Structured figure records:
----------

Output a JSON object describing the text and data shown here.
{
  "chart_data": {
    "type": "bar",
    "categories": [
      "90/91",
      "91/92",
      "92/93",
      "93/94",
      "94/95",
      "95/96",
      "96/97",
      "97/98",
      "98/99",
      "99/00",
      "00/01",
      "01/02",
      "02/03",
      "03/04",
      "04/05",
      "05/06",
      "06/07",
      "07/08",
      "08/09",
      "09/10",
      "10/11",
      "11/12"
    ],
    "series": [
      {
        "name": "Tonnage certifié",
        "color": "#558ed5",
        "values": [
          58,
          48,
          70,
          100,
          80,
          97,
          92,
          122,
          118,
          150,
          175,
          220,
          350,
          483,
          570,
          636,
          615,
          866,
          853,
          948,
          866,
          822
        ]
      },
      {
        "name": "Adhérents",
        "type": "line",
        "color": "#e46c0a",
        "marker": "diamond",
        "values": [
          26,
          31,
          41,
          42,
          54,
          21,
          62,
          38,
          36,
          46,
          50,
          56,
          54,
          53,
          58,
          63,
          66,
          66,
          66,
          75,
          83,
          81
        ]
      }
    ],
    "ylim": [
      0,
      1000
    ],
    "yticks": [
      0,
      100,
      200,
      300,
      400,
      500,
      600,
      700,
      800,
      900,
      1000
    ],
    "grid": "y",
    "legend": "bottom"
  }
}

----------

◆ Problem to solve ◆
State the count of lines holding the string "name" in the listing above, and nothing else.

◆ Task solution ◆
2